:: DATA FOR PROCESSING ::

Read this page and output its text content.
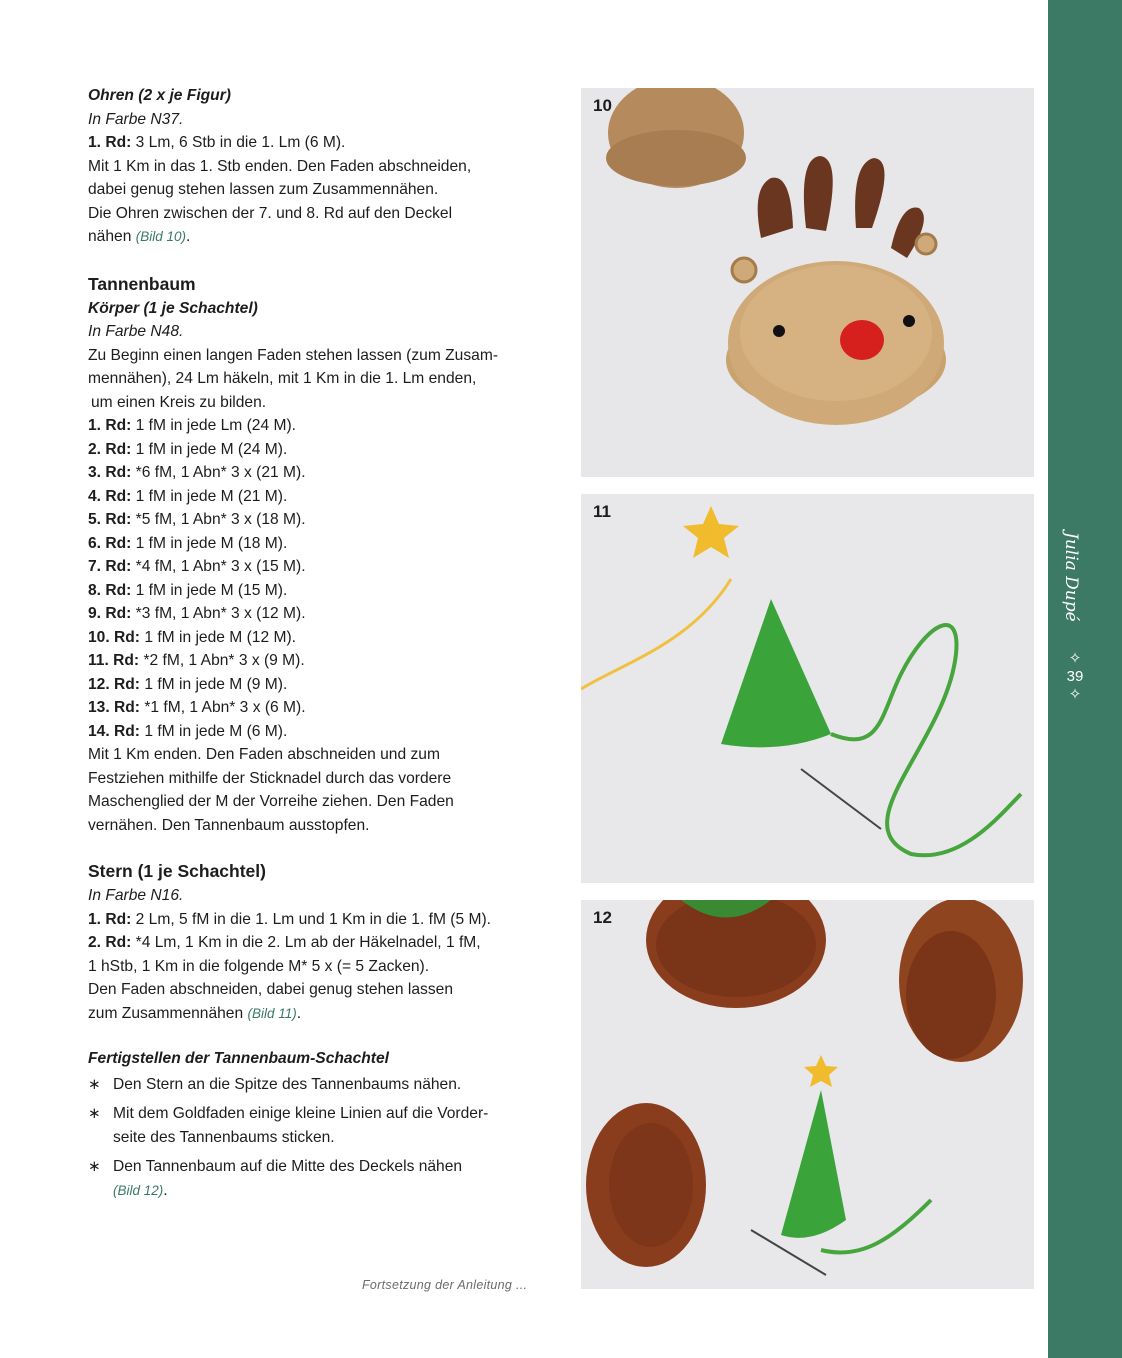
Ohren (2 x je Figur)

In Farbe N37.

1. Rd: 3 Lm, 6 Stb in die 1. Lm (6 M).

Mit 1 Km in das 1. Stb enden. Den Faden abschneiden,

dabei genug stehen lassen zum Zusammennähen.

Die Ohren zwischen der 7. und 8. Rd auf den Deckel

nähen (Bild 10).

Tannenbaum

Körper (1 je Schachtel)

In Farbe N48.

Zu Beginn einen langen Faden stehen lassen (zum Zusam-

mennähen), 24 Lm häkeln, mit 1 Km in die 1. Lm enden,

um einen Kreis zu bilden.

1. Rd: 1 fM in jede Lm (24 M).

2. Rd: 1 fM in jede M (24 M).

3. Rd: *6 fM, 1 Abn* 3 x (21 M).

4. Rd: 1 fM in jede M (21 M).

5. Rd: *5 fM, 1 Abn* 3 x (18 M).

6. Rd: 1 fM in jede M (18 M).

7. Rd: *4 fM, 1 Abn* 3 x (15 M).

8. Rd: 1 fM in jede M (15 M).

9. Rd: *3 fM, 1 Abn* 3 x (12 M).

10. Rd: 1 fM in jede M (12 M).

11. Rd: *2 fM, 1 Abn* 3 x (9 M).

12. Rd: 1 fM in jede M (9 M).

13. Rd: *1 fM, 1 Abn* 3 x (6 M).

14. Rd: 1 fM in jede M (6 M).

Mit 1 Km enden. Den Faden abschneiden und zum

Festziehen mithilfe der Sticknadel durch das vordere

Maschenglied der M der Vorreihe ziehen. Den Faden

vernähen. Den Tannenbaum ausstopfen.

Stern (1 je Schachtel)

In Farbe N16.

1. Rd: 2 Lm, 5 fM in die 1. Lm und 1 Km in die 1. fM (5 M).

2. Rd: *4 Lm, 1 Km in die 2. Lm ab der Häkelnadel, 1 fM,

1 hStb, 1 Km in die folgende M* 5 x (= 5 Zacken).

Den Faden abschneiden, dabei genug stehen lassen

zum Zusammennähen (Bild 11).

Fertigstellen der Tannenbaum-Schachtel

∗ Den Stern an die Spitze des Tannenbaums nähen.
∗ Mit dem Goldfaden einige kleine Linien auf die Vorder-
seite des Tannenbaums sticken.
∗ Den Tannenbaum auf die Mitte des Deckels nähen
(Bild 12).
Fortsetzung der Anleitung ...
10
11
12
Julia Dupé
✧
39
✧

:::

### DIRECTIONS FOR THIS TASK
Transcribe the records word for word and include no pictures.

### EXPECTED ANSWER
Read this page and output its text content.
Ohren (2 x je Figur)

In Farbe N37.

1. Rd: 3 Lm, 6 Stb in die 1. Lm (6 M).

Mit 1 Km in das 1. Stb enden. Den Faden abschneiden,

dabei genug stehen lassen zum Zusammennähen.

Die Ohren zwischen der 7. und 8. Rd auf den Deckel

nähen (Bild 10).

Tannenbaum

Körper (1 je Schachtel)

In Farbe N48.

Zu Beginn einen langen Faden stehen lassen (zum Zusam-

mennähen), 24 Lm häkeln, mit 1 Km in die 1. Lm enden,

um einen Kreis zu bilden.

1. Rd: 1 fM in jede Lm (24 M).

2. Rd: 1 fM in jede M (24 M).

3. Rd: *6 fM, 1 Abn* 3 x (21 M).

4. Rd: 1 fM in jede M (21 M).

5. Rd: *5 fM, 1 Abn* 3 x (18 M).

6. Rd: 1 fM in jede M (18 M).

7. Rd: *4 fM, 1 Abn* 3 x (15 M).

8. Rd: 1 fM in jede M (15 M).

9. Rd: *3 fM, 1 Abn* 3 x (12 M).

10. Rd: 1 fM in jede M (12 M).

11. Rd: *2 fM, 1 Abn* 3 x (9 M).

12. Rd: 1 fM in jede M (9 M).

13. Rd: *1 fM, 1 Abn* 3 x (6 M).

14. Rd: 1 fM in jede M (6 M).

Mit 1 Km enden. Den Faden abschneiden und zum

Festziehen mithilfe der Sticknadel durch das vordere

Maschenglied der M der Vorreihe ziehen. Den Faden

vernähen. Den Tannenbaum ausstopfen.

Stern (1 je Schachtel)

In Farbe N16.

1. Rd: 2 Lm, 5 fM in die 1. Lm und 1 Km in die 1. fM (5 M).

2. Rd: *4 Lm, 1 Km in die 2. Lm ab der Häkelnadel, 1 fM,

1 hStb, 1 Km in die folgende M* 5 x (= 5 Zacken).

Den Faden abschneiden, dabei genug stehen lassen

zum Zusammennähen (Bild 11).

Fertigstellen der Tannenbaum-Schachtel

∗ Den Stern an die Spitze des Tannenbaums nähen.
∗ Mit dem Goldfaden einige kleine Linien auf die Vorder-
seite des Tannenbaums sticken.
∗ Den Tannenbaum auf die Mitte des Deckels nähen
(Bild 12).
Fortsetzung der Anleitung ...
10
11
12
Julia Dupé
✧
39
✧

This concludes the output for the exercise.